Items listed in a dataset
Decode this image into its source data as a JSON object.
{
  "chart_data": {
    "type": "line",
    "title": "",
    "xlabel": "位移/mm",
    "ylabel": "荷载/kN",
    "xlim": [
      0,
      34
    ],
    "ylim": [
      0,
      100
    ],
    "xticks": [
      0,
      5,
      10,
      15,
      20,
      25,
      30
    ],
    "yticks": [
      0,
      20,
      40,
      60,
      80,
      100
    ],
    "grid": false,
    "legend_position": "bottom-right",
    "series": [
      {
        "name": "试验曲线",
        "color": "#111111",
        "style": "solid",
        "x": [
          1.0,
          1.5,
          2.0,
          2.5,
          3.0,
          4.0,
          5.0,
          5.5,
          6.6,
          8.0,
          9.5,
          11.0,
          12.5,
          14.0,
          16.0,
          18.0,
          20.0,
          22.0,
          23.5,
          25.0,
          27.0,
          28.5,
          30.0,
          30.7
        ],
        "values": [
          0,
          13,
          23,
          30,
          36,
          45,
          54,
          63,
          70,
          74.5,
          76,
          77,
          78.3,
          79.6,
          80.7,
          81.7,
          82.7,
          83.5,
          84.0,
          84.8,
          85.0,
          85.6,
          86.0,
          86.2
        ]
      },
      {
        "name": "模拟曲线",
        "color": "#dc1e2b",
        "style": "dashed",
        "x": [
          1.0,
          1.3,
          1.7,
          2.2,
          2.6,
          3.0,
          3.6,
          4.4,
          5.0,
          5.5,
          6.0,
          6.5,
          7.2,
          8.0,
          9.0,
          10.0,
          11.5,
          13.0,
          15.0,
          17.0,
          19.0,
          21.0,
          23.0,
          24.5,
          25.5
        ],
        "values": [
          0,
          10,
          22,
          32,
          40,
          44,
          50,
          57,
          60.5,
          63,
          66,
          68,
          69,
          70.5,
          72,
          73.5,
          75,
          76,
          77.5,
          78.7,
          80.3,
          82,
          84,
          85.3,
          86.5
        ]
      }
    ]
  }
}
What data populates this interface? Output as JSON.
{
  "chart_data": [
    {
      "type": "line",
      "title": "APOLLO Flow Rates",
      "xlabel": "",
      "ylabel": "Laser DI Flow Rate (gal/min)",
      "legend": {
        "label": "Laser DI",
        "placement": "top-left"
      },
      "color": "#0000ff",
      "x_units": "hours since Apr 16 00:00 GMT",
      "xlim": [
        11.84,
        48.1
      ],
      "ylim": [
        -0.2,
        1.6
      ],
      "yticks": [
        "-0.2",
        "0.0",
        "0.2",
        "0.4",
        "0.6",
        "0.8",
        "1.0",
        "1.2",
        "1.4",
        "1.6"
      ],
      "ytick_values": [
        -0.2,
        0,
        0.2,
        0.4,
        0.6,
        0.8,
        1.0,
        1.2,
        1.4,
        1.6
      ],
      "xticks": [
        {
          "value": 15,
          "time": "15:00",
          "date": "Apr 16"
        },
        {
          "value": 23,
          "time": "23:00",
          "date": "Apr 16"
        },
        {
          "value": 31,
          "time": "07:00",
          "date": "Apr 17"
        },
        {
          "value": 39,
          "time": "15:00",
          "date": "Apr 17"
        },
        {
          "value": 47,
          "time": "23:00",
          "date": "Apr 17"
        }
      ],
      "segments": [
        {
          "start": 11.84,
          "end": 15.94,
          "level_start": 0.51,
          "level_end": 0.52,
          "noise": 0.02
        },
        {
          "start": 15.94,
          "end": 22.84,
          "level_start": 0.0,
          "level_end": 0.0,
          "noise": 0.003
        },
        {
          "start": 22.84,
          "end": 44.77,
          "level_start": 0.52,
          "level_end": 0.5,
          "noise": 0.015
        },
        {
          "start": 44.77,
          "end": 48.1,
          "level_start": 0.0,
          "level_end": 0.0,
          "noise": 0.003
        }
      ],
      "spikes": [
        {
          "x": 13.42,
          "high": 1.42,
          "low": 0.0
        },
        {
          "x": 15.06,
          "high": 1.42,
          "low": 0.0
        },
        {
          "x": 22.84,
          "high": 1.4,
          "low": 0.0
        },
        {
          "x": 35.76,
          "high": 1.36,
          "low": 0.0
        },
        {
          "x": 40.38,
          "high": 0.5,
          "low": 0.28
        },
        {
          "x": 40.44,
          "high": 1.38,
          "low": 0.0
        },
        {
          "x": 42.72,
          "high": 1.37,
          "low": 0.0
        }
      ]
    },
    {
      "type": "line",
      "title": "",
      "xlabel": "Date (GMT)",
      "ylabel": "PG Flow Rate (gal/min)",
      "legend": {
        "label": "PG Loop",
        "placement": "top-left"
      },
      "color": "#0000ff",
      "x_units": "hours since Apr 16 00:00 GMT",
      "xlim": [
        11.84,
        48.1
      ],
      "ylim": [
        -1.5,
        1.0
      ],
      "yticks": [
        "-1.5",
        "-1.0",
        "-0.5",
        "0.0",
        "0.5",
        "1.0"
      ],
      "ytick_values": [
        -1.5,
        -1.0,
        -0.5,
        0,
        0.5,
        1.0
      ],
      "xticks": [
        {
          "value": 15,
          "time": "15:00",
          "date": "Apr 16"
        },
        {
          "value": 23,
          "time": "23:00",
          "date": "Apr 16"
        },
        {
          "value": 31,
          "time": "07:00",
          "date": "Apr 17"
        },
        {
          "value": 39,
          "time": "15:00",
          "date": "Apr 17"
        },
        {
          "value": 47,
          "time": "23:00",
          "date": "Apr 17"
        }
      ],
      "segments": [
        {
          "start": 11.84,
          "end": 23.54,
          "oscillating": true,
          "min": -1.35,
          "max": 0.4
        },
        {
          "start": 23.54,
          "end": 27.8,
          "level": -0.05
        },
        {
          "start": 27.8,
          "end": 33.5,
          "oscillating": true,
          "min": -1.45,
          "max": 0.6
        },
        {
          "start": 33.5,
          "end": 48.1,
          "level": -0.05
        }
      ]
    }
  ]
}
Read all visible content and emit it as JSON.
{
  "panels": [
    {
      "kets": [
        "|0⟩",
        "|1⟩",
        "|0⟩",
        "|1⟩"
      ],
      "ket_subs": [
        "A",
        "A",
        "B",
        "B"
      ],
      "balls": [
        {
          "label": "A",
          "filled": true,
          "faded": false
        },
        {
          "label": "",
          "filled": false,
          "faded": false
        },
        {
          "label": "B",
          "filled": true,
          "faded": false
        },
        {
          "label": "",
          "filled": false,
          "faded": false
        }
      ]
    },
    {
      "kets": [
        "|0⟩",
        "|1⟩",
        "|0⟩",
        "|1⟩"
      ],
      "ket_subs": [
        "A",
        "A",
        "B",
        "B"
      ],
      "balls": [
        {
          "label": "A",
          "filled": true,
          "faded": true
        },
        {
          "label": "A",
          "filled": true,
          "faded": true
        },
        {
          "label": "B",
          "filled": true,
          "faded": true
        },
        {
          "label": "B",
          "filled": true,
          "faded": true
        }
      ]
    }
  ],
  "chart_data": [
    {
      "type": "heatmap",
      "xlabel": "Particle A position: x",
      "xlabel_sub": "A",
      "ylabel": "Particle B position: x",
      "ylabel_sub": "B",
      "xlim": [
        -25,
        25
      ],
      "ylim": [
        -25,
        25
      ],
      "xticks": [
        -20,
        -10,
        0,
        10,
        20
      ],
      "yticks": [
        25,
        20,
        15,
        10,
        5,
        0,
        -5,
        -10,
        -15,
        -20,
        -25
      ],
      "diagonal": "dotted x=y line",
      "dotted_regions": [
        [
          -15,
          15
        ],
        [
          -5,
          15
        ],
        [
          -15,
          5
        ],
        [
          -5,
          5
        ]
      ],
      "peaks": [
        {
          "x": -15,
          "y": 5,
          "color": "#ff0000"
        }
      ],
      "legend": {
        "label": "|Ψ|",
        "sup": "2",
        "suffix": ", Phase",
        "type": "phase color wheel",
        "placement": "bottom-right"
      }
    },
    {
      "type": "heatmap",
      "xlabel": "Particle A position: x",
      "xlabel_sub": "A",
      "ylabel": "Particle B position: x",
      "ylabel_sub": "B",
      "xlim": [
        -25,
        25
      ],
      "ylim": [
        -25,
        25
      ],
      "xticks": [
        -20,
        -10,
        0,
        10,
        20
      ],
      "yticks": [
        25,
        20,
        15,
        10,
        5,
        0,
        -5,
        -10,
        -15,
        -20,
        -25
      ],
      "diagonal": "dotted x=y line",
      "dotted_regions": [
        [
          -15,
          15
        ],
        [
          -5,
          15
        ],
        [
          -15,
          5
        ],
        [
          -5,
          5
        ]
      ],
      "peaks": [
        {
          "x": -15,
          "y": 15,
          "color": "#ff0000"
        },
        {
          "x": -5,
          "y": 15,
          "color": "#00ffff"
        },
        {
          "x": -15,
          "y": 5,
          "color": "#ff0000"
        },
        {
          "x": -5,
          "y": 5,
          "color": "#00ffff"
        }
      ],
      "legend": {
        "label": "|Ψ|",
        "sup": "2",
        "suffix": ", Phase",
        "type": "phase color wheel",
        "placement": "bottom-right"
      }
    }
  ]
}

What the task requires
Find the lines of the material that hold the word "noise" and report their count alone.

Response
4